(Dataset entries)

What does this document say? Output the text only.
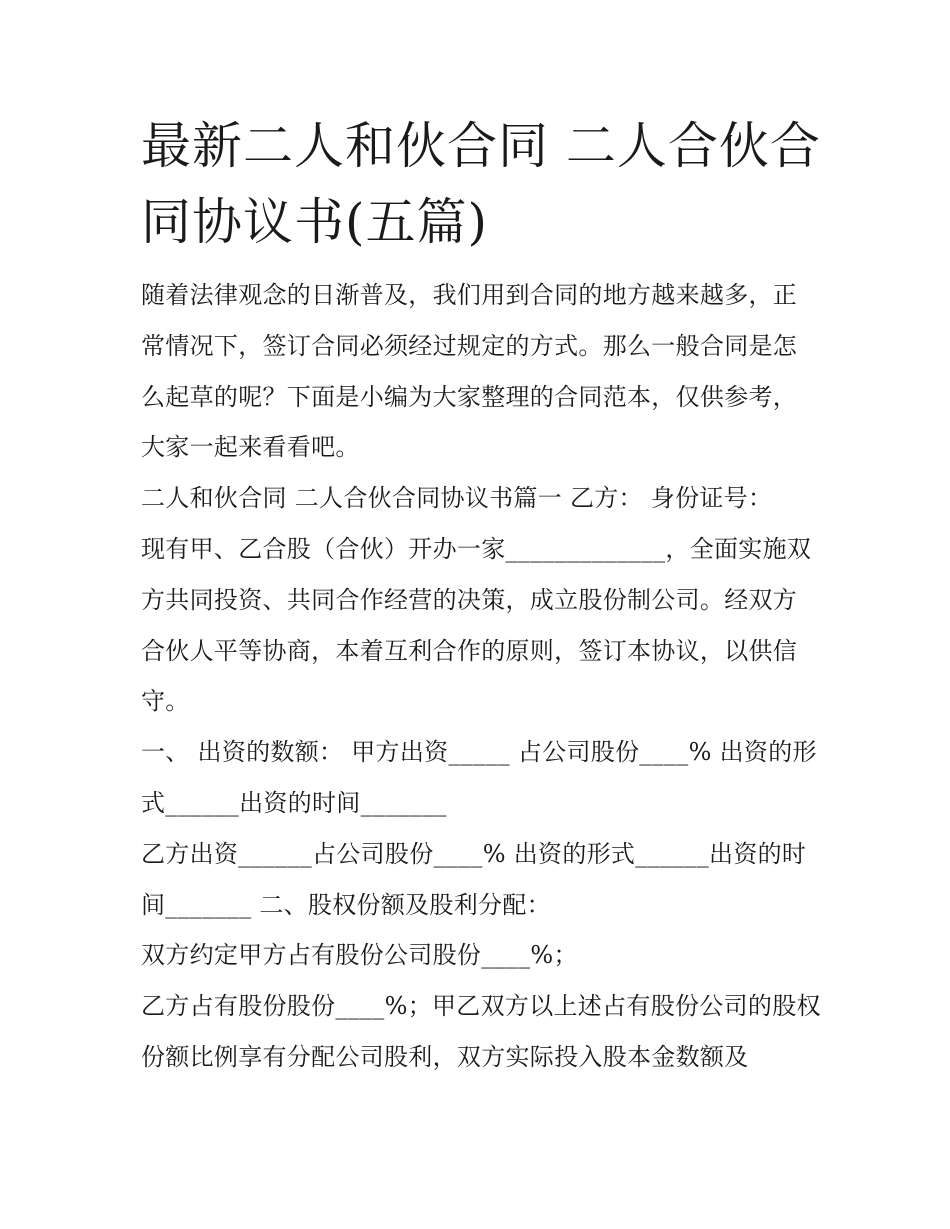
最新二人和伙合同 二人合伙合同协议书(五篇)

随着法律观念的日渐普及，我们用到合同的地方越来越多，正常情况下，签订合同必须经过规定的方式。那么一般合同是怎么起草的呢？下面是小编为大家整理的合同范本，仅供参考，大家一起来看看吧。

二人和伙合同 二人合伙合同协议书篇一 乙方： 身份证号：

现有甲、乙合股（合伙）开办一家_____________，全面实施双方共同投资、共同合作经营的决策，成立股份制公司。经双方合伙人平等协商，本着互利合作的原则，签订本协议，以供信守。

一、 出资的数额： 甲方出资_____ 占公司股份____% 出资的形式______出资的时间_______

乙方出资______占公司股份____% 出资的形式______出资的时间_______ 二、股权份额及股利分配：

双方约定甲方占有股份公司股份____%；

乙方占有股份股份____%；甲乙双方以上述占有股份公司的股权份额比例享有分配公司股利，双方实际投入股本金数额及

### DIRECTION
Repeat the data in full and exactly. Omit pictures.

### THE OUTPUT
What does this document say? Output the text only.
最新二人和伙合同 二人合伙合同协议书(五篇)

随着法律观念的日渐普及，我们用到合同的地方越来越多，正常情况下，签订合同必须经过规定的方式。那么一般合同是怎么起草的呢？下面是小编为大家整理的合同范本，仅供参考，大家一起来看看吧。

二人和伙合同 二人合伙合同协议书篇一 乙方： 身份证号：

现有甲、乙合股（合伙）开办一家_____________，全面实施双方共同投资、共同合作经营的决策，成立股份制公司。经双方合伙人平等协商，本着互利合作的原则，签订本协议，以供信守。

一、 出资的数额： 甲方出资_____ 占公司股份____% 出资的形式______出资的时间_______

乙方出资______占公司股份____% 出资的形式______出资的时间_______ 二、股权份额及股利分配：

双方约定甲方占有股份公司股份____%；

乙方占有股份股份____%；甲乙双方以上述占有股份公司的股权份额比例享有分配公司股利，双方实际投入股本金数额及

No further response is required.